## Challenge
Print the listing that follows, character for character.

(Dataset items)
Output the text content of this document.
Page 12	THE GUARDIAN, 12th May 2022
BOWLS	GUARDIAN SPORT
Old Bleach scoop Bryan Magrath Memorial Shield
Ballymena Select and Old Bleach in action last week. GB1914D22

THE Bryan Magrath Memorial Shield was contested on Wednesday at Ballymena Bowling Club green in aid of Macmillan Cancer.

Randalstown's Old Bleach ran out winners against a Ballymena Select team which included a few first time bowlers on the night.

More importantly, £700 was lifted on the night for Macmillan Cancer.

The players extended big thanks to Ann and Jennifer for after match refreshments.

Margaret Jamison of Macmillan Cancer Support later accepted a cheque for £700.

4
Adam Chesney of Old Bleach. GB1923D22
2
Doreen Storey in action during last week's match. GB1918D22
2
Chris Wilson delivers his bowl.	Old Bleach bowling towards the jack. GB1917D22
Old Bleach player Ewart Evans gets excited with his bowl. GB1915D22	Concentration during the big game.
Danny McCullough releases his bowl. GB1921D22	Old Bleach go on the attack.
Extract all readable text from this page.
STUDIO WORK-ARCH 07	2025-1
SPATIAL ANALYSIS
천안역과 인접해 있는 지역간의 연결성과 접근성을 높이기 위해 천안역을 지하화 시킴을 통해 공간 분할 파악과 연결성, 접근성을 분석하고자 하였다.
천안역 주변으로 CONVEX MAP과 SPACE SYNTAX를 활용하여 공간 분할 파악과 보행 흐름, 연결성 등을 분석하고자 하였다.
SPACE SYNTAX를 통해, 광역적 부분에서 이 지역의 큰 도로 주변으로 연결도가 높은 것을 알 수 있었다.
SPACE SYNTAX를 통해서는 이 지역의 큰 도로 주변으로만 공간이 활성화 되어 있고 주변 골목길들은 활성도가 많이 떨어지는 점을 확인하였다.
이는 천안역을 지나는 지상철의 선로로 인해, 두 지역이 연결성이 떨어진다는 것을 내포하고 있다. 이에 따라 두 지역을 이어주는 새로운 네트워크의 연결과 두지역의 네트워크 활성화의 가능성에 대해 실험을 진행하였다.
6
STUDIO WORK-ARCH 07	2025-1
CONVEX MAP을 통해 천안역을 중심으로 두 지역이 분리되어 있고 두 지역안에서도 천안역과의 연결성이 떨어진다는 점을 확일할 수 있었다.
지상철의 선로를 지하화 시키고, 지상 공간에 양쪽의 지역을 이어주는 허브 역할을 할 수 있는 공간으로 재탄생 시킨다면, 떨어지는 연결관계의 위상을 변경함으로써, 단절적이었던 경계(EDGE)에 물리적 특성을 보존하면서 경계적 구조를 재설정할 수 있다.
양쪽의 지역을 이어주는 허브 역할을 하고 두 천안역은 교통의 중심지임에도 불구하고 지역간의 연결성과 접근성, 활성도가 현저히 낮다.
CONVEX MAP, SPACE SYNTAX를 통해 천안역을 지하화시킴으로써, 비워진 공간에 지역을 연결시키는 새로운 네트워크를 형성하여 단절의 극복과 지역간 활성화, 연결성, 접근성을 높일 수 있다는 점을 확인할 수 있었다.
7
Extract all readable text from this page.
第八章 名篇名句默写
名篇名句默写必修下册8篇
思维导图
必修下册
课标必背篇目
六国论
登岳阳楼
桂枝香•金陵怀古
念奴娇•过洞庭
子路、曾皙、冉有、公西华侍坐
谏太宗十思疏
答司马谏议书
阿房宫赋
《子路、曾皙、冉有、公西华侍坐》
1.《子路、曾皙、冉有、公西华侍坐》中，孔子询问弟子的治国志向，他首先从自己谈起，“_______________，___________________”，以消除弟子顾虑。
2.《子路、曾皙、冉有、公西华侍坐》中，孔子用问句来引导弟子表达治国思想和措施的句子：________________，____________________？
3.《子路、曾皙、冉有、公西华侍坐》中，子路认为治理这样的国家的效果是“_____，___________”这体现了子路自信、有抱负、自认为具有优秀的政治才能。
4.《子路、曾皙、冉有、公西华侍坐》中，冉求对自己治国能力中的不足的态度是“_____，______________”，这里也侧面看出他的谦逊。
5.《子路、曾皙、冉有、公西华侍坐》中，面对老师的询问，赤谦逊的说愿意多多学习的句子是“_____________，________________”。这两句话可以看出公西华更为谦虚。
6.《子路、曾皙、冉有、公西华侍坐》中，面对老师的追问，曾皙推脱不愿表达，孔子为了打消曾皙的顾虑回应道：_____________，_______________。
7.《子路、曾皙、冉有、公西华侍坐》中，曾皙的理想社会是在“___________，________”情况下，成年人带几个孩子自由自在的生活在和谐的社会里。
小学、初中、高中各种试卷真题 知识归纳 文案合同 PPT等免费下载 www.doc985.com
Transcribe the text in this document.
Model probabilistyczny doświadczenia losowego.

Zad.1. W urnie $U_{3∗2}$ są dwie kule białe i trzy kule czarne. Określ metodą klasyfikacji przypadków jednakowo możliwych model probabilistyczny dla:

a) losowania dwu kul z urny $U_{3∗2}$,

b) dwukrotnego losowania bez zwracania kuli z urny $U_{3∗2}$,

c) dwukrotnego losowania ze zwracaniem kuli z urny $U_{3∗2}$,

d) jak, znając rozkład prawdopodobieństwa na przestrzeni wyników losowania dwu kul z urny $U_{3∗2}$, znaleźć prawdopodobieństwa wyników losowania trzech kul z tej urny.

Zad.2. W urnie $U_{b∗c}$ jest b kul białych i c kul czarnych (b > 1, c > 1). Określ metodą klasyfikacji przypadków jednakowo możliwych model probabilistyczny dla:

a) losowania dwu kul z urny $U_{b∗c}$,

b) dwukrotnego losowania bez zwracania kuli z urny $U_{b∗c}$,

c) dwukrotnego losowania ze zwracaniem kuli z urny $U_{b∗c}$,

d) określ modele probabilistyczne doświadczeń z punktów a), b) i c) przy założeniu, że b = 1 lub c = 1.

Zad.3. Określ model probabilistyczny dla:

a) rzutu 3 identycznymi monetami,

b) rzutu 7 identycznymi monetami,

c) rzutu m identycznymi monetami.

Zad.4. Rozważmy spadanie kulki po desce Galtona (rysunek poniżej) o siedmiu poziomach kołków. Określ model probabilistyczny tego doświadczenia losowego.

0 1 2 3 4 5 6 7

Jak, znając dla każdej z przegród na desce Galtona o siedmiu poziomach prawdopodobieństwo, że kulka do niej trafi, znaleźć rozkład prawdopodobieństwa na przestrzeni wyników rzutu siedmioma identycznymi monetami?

## Answer to this problem
Output the text content of this document.
Page 12	THE GUARDIAN, 12th May 2022
BOWLS	GUARDIAN SPORT
Old Bleach scoop Bryan Magrath Memorial Shield
Ballymena Select and Old Bleach in action last week. GB1914D22

THE Bryan Magrath Memorial Shield was contested on Wednesday at Ballymena Bowling Club green in aid of Macmillan Cancer.

Randalstown's Old Bleach ran out winners against a Ballymena Select team which included a few first time bowlers on the night.

More importantly, £700 was lifted on the night for Macmillan Cancer.

The players extended big thanks to Ann and Jennifer for after match refreshments.

Margaret Jamison of Macmillan Cancer Support later accepted a cheque for £700.

4
Adam Chesney of Old Bleach. GB1923D22
2
Doreen Storey in action during last week's match. GB1918D22
2
Chris Wilson delivers his bowl.	Old Bleach bowling towards the jack. GB1917D22
Old Bleach player Ewart Evans gets excited with his bowl. GB1915D22	Concentration during the big game.
Danny McCullough releases his bowl. GB1921D22	Old Bleach go on the attack.
Extract all readable text from this page.
STUDIO WORK-ARCH 07	2025-1
SPATIAL ANALYSIS
천안역과 인접해 있는 지역간의 연결성과 접근성을 높이기 위해 천안역을 지하화 시킴을 통해 공간 분할 파악과 연결성, 접근성을 분석하고자 하였다.
천안역 주변으로 CONVEX MAP과 SPACE SYNTAX를 활용하여 공간 분할 파악과 보행 흐름, 연결성 등을 분석하고자 하였다.
SPACE SYNTAX를 통해, 광역적 부분에서 이 지역의 큰 도로 주변으로 연결도가 높은 것을 알 수 있었다.
SPACE SYNTAX를 통해서는 이 지역의 큰 도로 주변으로만 공간이 활성화 되어 있고 주변 골목길들은 활성도가 많이 떨어지는 점을 확인하였다.
이는 천안역을 지나는 지상철의 선로로 인해, 두 지역이 연결성이 떨어진다는 것을 내포하고 있다. 이에 따라 두 지역을 이어주는 새로운 네트워크의 연결과 두지역의 네트워크 활성화의 가능성에 대해 실험을 진행하였다.
6
STUDIO WORK-ARCH 07	2025-1
CONVEX MAP을 통해 천안역을 중심으로 두 지역이 분리되어 있고 두 지역안에서도 천안역과의 연결성이 떨어진다는 점을 확일할 수 있었다.
지상철의 선로를 지하화 시키고, 지상 공간에 양쪽의 지역을 이어주는 허브 역할을 할 수 있는 공간으로 재탄생 시킨다면, 떨어지는 연결관계의 위상을 변경함으로써, 단절적이었던 경계(EDGE)에 물리적 특성을 보존하면서 경계적 구조를 재설정할 수 있다.
양쪽의 지역을 이어주는 허브 역할을 하고 두 천안역은 교통의 중심지임에도 불구하고 지역간의 연결성과 접근성, 활성도가 현저히 낮다.
CONVEX MAP, SPACE SYNTAX를 통해 천안역을 지하화시킴으로써, 비워진 공간에 지역을 연결시키는 새로운 네트워크를 형성하여 단절의 극복과 지역간 활성화, 연결성, 접근성을 높일 수 있다는 점을 확인할 수 있었다.
7
Extract all readable text from this page.
第八章 名篇名句默写
名篇名句默写必修下册8篇
思维导图
必修下册
课标必背篇目
六国论
登岳阳楼
桂枝香•金陵怀古
念奴娇•过洞庭
子路、曾皙、冉有、公西华侍坐
谏太宗十思疏
答司马谏议书
阿房宫赋
《子路、曾皙、冉有、公西华侍坐》
1.《子路、曾皙、冉有、公西华侍坐》中，孔子询问弟子的治国志向，他首先从自己谈起，“_______________，___________________”，以消除弟子顾虑。
2.《子路、曾皙、冉有、公西华侍坐》中，孔子用问句来引导弟子表达治国思想和措施的句子：________________，____________________？
3.《子路、曾皙、冉有、公西华侍坐》中，子路认为治理这样的国家的效果是“_____，___________”这体现了子路自信、有抱负、自认为具有优秀的政治才能。
4.《子路、曾皙、冉有、公西华侍坐》中，冉求对自己治国能力中的不足的态度是“_____，______________”，这里也侧面看出他的谦逊。
5.《子路、曾皙、冉有、公西华侍坐》中，面对老师的询问，赤谦逊的说愿意多多学习的句子是“_____________，________________”。这两句话可以看出公西华更为谦虚。
6.《子路、曾皙、冉有、公西华侍坐》中，面对老师的追问，曾皙推脱不愿表达，孔子为了打消曾皙的顾虑回应道：_____________，_______________。
7.《子路、曾皙、冉有、公西华侍坐》中，曾皙的理想社会是在“___________，________”情况下，成年人带几个孩子自由自在的生活在和谐的社会里。
小学、初中、高中各种试卷真题 知识归纳 文案合同 PPT等免费下载 www.doc985.com
Transcribe the text in this document.
Model probabilistyczny doświadczenia losowego.

Zad.1. W urnie $U_{3∗2}$ są dwie kule białe i trzy kule czarne. Określ metodą klasyfikacji przypadków jednakowo możliwych model probabilistyczny dla:

a) losowania dwu kul z urny $U_{3∗2}$,

b) dwukrotnego losowania bez zwracania kuli z urny $U_{3∗2}$,

c) dwukrotnego losowania ze zwracaniem kuli z urny $U_{3∗2}$,

d) jak, znając rozkład prawdopodobieństwa na przestrzeni wyników losowania dwu kul z urny $U_{3∗2}$, znaleźć prawdopodobieństwa wyników losowania trzech kul z tej urny.

Zad.2. W urnie $U_{b∗c}$ jest b kul białych i c kul czarnych (b > 1, c > 1). Określ metodą klasyfikacji przypadków jednakowo możliwych model probabilistyczny dla:

a) losowania dwu kul z urny $U_{b∗c}$,

b) dwukrotnego losowania bez zwracania kuli z urny $U_{b∗c}$,

c) dwukrotnego losowania ze zwracaniem kuli z urny $U_{b∗c}$,

d) określ modele probabilistyczne doświadczeń z punktów a), b) i c) przy założeniu, że b = 1 lub c = 1.

Zad.3. Określ model probabilistyczny dla:

a) rzutu 3 identycznymi monetami,

b) rzutu 7 identycznymi monetami,

c) rzutu m identycznymi monetami.

Zad.4. Rozważmy spadanie kulki po desce Galtona (rysunek poniżej) o siedmiu poziomach kołków. Określ model probabilistyczny tego doświadczenia losowego.

0 1 2 3 4 5 6 7

Jak, znając dla każdej z przegród na desce Galtona o siedmiu poziomach prawdopodobieństwo, że kulka do niej trafi, znaleźć rozkład prawdopodobieństwa na przestrzeni wyników rzutu siedmioma identycznymi monetami?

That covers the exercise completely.